_Requirements_.
Gather the lines from the material that contain "them".
>> START
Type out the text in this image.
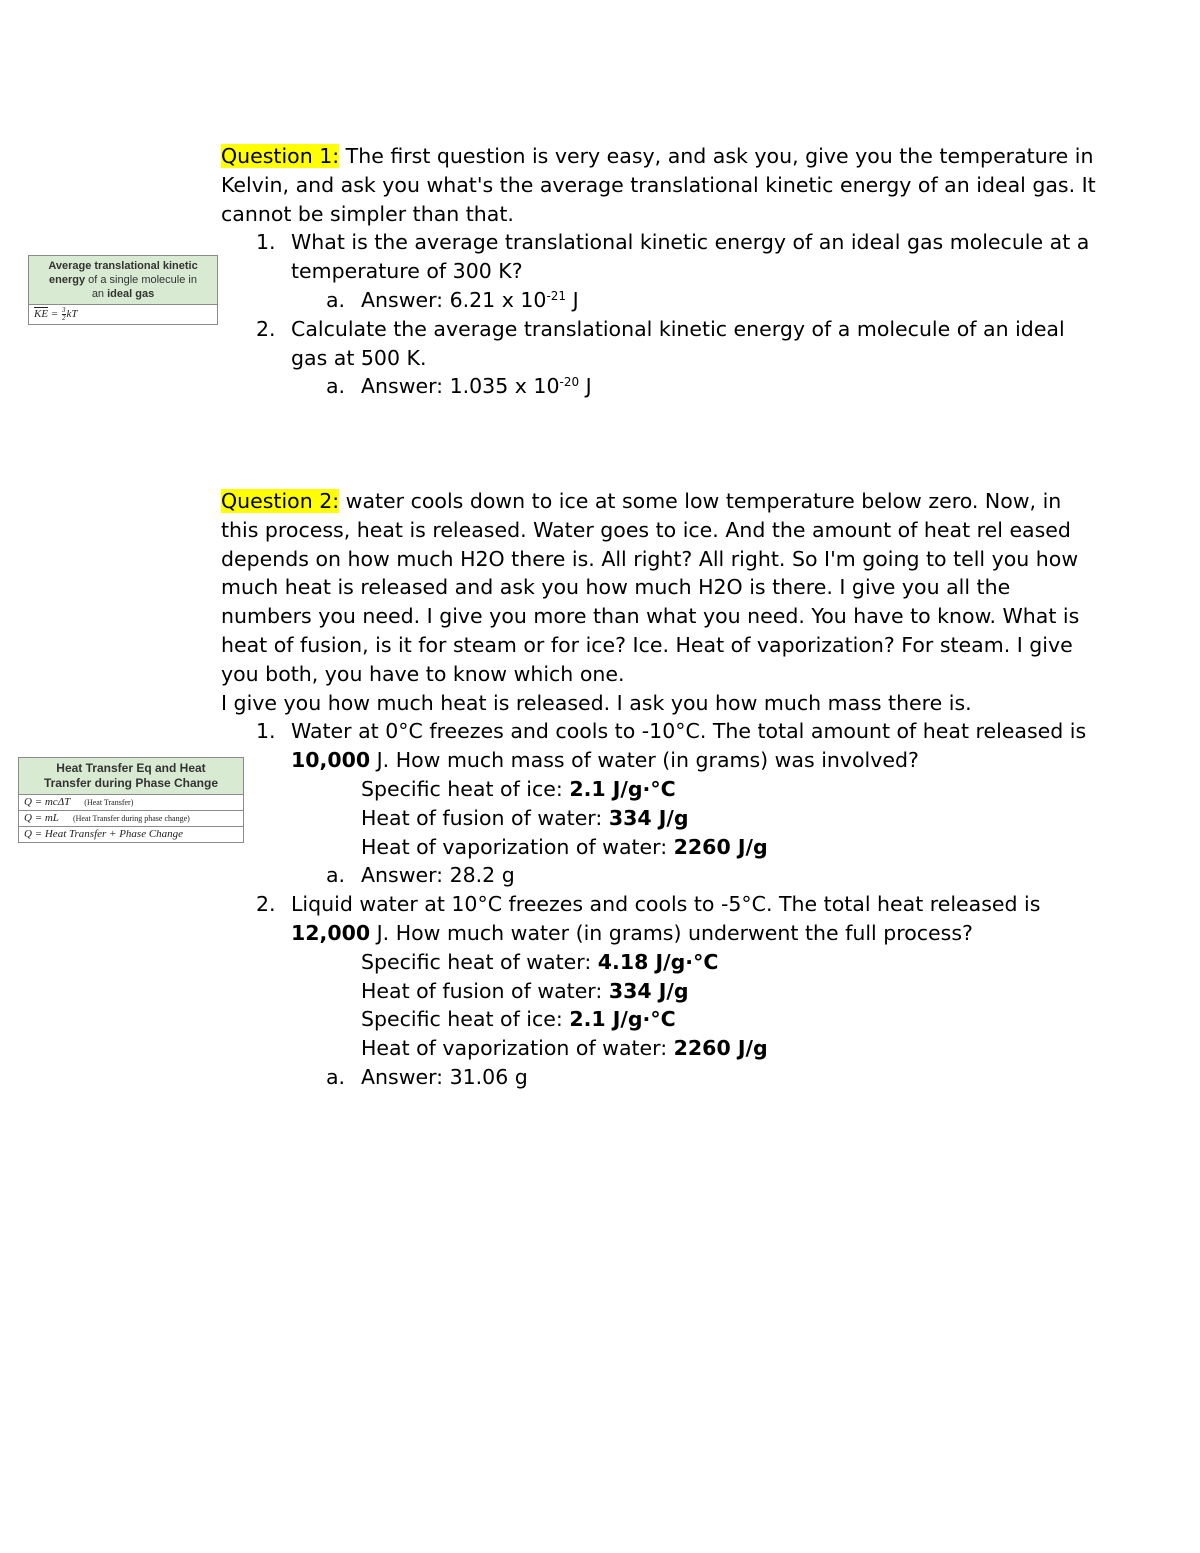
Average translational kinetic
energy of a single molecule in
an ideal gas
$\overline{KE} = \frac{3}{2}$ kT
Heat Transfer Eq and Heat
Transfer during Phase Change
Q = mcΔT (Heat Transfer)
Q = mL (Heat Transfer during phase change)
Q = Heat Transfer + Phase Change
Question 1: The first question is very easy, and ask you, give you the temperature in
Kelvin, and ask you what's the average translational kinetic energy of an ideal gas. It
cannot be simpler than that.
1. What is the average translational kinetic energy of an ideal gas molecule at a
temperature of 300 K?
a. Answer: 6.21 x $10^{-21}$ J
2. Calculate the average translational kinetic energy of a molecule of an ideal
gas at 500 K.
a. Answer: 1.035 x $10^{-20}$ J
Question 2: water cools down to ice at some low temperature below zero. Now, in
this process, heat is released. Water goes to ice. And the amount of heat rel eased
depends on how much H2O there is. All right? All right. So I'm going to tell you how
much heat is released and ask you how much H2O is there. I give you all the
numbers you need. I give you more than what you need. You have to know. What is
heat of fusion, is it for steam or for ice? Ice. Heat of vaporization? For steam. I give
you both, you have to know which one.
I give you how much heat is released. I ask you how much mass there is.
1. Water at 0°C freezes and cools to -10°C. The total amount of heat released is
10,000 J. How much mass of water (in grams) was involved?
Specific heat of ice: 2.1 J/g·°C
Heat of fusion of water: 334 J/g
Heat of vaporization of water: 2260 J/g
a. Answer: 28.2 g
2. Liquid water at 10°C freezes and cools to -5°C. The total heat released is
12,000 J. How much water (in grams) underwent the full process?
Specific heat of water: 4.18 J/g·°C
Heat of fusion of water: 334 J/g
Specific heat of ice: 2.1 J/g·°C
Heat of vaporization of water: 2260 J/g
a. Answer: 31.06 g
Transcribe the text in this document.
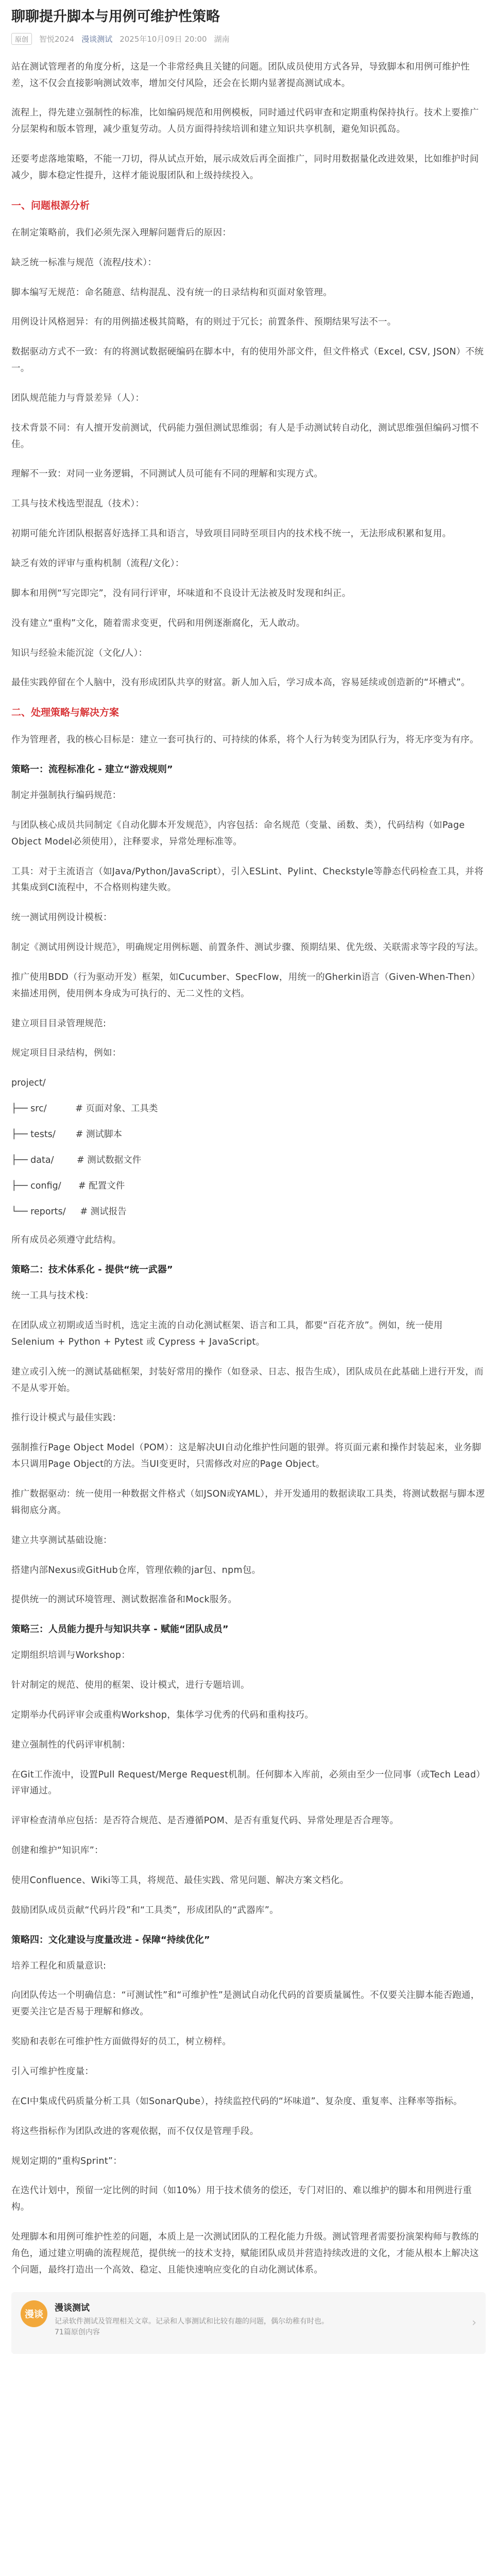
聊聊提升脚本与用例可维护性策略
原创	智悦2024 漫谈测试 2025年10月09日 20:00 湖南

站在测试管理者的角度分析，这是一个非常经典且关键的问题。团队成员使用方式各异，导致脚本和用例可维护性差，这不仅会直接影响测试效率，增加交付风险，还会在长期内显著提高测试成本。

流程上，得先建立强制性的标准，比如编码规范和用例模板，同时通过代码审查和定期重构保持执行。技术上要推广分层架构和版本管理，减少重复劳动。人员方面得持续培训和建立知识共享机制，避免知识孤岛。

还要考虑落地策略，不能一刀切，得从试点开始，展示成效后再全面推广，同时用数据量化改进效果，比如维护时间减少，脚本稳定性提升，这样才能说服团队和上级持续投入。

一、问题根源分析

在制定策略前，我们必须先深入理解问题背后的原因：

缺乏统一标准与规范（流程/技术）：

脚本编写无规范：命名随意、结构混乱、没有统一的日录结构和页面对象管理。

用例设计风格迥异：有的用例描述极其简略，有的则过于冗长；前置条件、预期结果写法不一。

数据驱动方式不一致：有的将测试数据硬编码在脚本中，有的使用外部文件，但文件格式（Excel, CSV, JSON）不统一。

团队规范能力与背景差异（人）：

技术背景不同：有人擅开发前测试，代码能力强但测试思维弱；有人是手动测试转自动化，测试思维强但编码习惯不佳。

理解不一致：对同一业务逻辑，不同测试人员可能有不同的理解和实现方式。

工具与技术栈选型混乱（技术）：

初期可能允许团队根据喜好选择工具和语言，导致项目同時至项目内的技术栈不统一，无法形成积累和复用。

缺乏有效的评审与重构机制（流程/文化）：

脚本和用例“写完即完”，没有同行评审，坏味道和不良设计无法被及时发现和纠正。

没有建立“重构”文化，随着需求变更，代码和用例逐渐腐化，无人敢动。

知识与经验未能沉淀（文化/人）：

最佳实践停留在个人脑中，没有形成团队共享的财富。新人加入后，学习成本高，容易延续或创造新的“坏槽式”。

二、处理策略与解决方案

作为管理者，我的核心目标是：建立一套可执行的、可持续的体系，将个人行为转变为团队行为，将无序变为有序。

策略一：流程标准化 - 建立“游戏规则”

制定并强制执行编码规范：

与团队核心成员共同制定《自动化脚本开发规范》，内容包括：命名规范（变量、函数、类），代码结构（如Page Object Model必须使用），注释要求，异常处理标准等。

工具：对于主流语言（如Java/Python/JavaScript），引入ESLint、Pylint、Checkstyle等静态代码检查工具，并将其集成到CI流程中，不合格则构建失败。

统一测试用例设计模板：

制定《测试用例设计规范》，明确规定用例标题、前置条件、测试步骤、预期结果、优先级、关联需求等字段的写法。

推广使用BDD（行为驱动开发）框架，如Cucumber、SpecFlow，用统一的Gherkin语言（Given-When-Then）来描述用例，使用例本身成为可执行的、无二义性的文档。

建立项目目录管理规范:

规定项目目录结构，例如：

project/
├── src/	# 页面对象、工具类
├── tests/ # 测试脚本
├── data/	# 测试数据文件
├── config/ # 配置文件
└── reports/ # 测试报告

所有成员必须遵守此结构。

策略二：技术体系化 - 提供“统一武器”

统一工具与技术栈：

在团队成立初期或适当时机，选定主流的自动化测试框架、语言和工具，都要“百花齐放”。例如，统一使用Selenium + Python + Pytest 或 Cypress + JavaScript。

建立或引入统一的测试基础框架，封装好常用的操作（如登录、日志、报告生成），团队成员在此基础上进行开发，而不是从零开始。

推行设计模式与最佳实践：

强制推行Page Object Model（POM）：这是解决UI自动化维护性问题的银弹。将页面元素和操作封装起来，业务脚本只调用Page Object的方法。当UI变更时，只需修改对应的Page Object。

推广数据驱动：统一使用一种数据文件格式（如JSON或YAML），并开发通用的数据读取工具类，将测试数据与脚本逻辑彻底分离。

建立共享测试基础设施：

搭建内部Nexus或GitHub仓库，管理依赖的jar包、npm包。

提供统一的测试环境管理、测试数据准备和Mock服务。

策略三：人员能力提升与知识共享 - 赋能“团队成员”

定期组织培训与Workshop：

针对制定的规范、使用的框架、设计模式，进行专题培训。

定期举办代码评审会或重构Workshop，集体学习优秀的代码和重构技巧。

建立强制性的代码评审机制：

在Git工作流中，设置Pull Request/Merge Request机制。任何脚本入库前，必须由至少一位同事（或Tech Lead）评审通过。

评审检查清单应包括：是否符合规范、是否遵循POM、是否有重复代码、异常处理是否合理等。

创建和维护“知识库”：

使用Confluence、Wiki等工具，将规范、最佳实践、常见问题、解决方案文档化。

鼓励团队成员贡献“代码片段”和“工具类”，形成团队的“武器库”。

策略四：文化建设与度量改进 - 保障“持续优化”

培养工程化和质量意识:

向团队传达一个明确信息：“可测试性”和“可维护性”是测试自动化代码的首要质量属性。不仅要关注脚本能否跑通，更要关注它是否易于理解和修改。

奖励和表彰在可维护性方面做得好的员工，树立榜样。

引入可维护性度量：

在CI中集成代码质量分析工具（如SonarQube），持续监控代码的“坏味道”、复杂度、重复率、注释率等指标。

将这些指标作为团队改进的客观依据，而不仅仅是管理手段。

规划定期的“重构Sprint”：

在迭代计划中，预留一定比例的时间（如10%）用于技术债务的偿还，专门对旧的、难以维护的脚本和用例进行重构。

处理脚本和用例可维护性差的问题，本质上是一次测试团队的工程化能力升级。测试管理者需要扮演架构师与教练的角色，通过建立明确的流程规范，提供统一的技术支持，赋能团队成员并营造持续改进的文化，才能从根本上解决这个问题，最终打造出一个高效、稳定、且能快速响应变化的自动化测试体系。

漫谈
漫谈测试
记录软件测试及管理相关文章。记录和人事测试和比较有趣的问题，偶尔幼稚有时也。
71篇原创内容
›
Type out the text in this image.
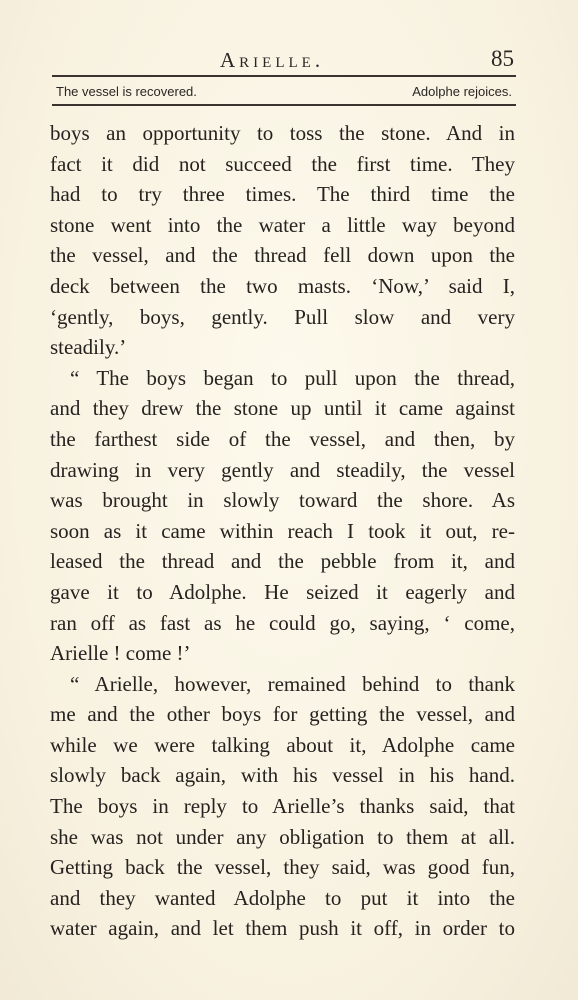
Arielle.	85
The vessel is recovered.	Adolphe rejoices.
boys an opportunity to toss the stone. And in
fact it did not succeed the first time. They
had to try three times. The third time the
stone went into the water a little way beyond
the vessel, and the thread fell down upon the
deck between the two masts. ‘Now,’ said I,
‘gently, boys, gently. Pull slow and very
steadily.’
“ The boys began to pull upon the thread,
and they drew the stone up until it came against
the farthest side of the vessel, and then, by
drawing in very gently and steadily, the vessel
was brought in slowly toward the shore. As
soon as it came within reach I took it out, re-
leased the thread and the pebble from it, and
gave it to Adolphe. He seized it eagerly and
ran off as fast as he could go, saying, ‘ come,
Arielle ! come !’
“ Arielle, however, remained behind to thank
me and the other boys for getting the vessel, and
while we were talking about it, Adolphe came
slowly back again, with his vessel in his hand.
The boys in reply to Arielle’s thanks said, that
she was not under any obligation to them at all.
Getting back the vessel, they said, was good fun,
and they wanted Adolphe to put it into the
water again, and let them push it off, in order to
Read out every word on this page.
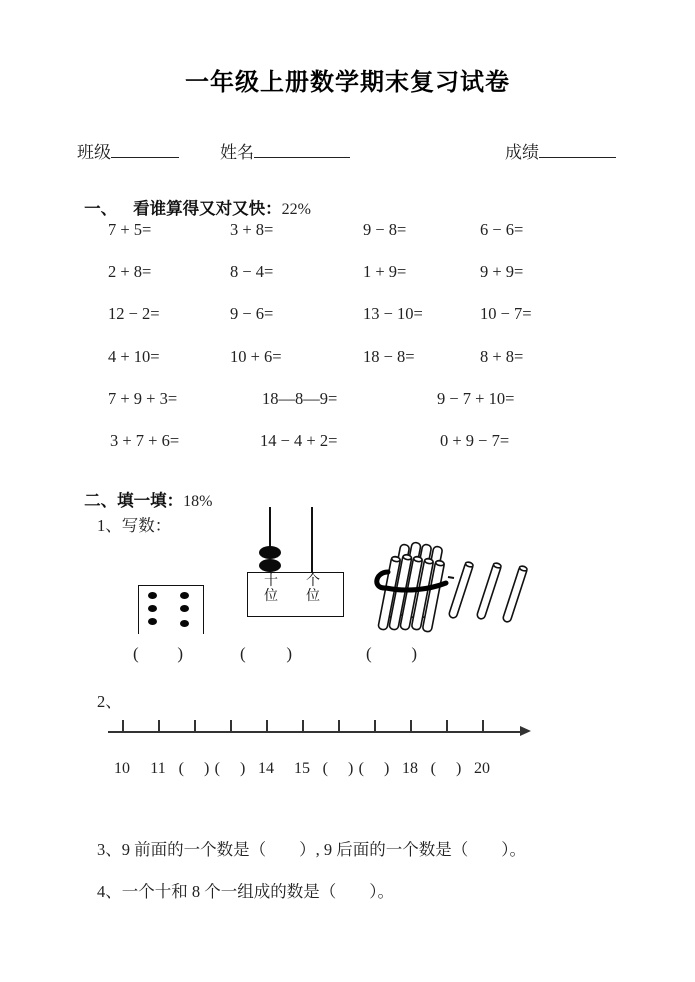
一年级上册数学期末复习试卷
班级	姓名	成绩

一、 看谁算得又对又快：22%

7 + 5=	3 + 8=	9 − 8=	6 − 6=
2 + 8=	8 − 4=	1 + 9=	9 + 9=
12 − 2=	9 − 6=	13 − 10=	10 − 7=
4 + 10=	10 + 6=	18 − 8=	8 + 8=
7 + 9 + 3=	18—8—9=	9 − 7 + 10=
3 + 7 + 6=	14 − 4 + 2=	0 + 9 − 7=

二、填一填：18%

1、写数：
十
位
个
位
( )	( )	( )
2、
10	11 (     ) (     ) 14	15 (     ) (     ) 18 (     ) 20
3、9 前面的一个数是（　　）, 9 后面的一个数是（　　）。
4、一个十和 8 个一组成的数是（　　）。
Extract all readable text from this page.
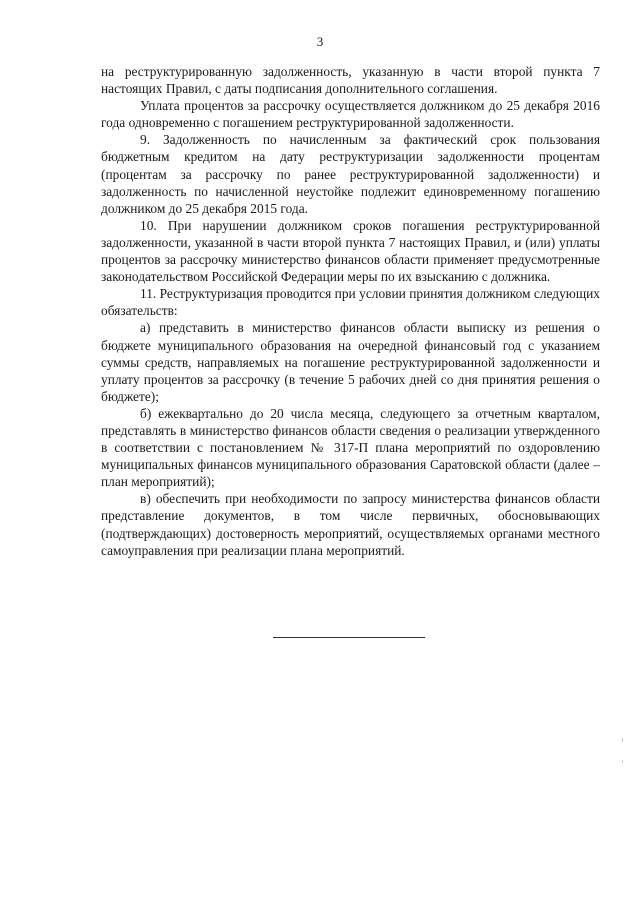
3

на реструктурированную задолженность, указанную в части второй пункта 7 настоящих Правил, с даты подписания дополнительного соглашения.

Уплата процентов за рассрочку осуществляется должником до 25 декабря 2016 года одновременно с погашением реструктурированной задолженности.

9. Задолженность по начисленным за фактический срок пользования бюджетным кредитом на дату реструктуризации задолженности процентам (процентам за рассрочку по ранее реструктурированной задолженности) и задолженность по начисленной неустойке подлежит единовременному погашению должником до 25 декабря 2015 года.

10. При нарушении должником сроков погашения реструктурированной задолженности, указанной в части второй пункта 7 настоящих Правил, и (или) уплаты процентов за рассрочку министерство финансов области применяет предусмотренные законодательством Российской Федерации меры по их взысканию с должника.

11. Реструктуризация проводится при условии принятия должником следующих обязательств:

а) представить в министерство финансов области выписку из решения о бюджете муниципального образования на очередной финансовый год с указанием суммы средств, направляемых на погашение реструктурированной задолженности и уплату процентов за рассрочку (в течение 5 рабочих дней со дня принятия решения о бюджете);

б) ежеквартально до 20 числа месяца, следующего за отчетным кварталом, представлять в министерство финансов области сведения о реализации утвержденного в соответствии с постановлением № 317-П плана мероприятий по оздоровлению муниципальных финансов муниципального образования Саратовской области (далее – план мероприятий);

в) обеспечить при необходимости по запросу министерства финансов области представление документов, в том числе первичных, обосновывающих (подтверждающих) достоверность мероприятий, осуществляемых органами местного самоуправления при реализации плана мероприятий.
>> END
_Finished task_.
she was not under any obligation to them at all.
water again, and let them push it off, in order to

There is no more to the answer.